____ INFORMATION SHOWN
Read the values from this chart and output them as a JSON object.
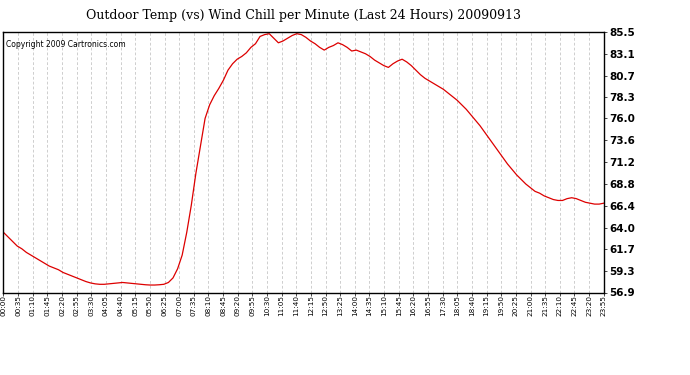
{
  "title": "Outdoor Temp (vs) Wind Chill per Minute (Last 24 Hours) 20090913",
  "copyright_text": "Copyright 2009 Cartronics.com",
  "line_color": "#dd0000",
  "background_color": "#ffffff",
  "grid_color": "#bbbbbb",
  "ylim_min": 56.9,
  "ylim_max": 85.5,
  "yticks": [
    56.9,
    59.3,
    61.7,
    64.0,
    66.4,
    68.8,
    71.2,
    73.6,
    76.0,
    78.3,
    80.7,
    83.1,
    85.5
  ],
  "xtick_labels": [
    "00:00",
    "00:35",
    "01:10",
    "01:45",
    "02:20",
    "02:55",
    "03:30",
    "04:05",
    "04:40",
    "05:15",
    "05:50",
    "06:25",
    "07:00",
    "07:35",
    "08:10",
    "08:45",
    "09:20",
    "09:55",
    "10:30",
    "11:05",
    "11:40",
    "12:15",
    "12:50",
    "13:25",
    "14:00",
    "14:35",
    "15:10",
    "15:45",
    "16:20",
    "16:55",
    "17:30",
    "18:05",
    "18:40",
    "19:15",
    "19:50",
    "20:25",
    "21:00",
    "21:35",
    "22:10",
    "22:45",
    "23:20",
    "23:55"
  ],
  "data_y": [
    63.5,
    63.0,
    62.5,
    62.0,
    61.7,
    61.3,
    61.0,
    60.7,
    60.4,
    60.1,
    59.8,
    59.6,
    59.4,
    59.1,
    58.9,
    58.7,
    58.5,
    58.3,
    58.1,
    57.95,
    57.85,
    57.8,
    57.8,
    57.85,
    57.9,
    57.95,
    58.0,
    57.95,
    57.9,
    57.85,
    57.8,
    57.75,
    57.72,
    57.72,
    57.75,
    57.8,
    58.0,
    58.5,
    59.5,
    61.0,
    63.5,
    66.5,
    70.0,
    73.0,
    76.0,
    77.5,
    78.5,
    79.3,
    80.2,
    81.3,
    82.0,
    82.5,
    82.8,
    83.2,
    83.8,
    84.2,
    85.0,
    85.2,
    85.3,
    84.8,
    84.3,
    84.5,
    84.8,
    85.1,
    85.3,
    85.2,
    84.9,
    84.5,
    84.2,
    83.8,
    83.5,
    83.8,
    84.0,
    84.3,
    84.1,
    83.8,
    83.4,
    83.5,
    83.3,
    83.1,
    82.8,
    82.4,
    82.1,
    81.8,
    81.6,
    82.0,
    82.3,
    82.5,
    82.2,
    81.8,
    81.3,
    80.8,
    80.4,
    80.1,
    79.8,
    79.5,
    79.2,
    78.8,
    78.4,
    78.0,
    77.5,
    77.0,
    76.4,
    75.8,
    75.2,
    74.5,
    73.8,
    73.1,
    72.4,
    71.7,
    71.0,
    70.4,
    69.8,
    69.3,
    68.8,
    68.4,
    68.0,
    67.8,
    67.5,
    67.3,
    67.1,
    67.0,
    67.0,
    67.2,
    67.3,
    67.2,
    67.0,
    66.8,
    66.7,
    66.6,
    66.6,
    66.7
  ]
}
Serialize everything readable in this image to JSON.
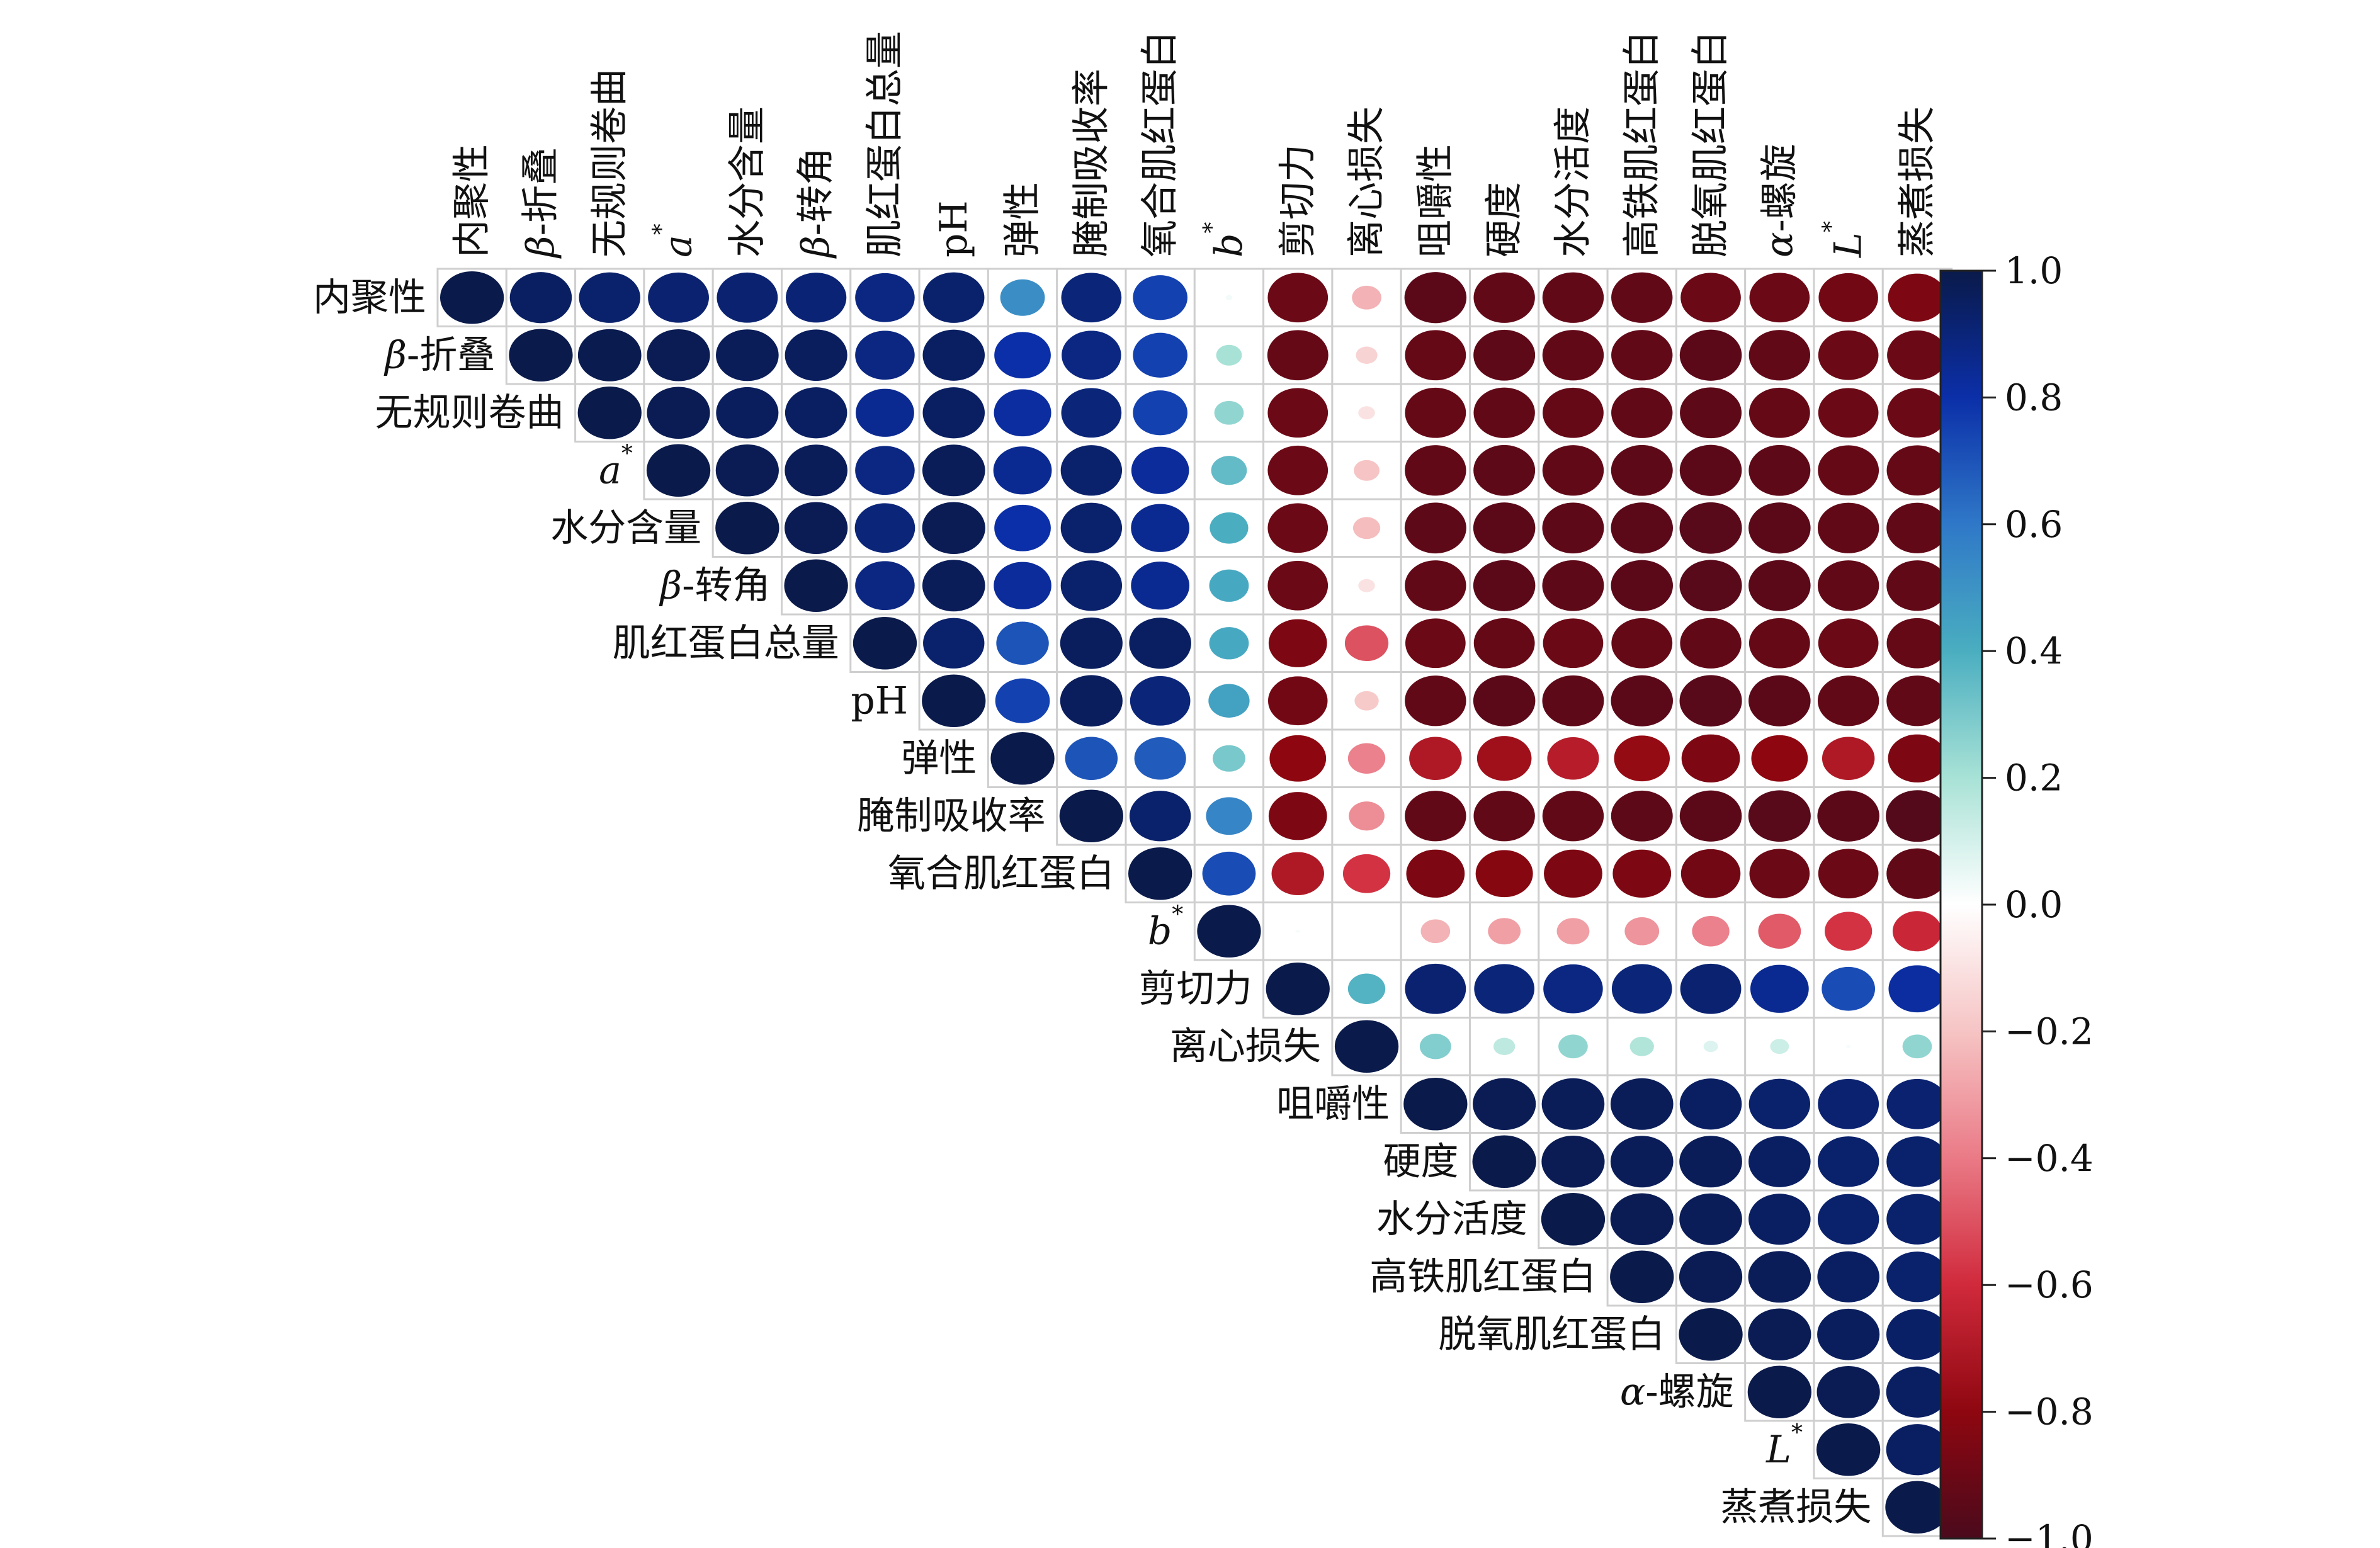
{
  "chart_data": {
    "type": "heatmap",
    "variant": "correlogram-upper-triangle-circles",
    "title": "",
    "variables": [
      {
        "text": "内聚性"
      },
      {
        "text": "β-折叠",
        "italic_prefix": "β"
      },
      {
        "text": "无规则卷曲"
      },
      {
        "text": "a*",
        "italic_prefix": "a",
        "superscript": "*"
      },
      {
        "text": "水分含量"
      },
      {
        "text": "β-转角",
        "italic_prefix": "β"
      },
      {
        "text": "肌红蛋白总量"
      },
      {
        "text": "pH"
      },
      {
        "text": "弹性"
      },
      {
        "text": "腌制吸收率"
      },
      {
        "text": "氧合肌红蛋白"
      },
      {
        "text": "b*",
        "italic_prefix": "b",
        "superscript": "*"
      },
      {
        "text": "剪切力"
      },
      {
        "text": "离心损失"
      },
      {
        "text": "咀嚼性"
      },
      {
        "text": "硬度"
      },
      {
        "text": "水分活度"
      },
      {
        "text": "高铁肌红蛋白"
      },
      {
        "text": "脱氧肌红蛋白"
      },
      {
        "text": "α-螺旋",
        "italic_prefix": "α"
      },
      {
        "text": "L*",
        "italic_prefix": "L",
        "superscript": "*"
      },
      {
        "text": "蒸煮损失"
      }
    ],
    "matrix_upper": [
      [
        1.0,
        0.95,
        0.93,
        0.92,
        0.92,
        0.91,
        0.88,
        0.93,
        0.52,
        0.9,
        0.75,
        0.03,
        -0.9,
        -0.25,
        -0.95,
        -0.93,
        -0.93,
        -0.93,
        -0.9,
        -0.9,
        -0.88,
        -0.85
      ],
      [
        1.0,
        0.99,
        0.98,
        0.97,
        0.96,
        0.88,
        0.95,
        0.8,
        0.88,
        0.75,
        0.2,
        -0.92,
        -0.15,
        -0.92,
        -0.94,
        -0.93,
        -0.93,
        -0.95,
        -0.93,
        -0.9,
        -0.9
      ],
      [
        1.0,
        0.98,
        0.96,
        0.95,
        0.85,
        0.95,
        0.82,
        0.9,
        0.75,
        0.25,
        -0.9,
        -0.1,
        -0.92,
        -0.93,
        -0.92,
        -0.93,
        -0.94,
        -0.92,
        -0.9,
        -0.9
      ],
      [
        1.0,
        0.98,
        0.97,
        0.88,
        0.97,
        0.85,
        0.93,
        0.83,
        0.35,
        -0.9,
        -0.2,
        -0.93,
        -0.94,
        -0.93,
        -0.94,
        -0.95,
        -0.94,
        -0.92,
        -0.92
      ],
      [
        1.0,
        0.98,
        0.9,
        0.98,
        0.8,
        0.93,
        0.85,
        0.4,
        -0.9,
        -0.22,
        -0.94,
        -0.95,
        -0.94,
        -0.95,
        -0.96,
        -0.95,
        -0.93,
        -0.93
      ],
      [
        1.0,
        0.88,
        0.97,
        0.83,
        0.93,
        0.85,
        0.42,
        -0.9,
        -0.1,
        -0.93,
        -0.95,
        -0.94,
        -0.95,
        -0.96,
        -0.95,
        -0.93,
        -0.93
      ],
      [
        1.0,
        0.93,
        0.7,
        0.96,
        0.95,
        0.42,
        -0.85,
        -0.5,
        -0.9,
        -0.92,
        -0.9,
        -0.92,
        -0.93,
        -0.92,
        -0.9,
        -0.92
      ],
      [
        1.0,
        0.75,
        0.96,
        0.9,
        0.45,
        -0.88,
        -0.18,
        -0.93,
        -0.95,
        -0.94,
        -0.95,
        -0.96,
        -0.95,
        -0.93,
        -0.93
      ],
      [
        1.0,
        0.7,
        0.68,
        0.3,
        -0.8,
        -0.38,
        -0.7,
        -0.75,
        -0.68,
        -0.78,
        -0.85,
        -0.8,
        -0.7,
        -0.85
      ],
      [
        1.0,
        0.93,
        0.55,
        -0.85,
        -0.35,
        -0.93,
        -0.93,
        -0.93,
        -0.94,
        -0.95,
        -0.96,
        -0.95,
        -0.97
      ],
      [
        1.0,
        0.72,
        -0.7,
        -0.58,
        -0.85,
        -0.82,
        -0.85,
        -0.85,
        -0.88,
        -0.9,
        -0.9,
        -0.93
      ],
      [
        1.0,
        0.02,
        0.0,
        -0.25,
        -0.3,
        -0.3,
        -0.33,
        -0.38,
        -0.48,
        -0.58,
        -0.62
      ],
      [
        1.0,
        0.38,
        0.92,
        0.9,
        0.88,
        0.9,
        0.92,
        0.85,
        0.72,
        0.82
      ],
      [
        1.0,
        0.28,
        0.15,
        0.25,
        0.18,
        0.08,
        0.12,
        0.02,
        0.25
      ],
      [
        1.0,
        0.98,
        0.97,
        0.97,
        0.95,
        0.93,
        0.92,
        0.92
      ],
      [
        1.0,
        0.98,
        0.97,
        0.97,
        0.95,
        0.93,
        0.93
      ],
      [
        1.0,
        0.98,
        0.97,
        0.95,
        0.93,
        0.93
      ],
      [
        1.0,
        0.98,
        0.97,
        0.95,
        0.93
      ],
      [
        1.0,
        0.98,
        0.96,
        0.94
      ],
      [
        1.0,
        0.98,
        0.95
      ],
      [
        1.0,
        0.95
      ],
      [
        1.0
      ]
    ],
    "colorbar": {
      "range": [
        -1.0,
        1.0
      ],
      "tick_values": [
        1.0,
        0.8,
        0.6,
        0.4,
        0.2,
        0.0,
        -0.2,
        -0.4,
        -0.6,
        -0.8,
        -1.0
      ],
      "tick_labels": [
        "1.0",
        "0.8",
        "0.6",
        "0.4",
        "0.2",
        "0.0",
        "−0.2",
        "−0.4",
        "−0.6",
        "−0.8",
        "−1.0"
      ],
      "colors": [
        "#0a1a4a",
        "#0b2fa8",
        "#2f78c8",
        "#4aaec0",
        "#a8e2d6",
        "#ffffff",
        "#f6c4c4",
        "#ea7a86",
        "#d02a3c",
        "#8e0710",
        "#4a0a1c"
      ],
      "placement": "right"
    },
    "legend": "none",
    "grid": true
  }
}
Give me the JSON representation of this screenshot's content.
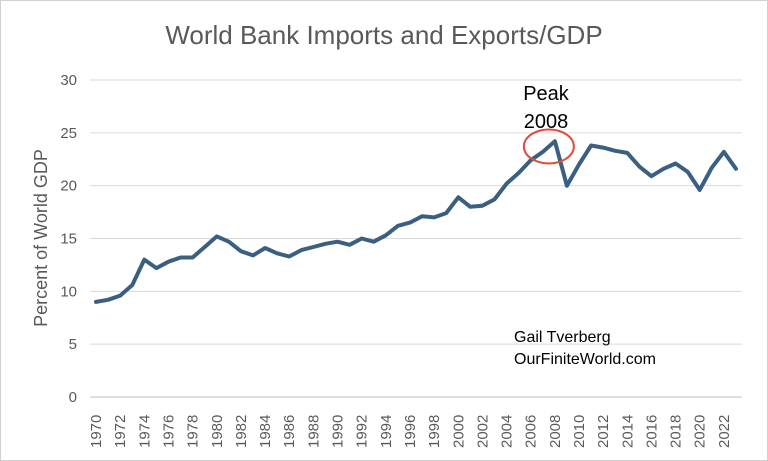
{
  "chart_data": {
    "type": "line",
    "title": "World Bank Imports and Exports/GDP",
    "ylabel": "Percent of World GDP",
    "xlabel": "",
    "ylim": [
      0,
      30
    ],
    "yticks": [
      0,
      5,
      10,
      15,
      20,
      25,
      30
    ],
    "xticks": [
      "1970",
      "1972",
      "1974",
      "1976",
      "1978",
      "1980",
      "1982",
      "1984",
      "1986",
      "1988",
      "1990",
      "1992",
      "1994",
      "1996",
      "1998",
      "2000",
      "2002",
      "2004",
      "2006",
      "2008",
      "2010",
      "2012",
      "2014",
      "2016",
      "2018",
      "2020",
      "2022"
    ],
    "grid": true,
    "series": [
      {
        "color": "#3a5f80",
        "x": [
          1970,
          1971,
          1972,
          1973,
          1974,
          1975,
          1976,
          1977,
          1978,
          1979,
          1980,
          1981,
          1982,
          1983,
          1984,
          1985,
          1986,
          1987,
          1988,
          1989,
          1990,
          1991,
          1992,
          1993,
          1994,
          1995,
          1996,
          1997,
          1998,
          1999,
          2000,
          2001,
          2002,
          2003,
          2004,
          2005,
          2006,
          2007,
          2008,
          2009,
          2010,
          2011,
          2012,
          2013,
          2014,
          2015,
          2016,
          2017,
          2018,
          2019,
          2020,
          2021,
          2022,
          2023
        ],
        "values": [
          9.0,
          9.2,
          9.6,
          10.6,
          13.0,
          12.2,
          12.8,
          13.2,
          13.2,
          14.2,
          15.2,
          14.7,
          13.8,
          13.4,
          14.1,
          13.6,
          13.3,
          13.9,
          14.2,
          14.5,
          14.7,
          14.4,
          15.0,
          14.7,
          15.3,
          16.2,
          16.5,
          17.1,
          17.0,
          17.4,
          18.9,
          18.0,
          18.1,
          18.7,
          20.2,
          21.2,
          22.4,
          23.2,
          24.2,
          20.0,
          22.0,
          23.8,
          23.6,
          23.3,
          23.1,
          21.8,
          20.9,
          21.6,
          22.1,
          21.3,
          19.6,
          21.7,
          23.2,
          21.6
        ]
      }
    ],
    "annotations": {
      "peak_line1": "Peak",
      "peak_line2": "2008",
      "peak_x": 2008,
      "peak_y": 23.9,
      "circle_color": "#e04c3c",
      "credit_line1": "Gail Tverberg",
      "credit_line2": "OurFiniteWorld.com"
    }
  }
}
________
AIM
List the lines of the entries that include "this".

OUTPUT BELOW
Read the values from this chart and output them as a JSON object.
Serialize everything readable in this image to JSON.
Give me the JSON representation of this screenshot's content.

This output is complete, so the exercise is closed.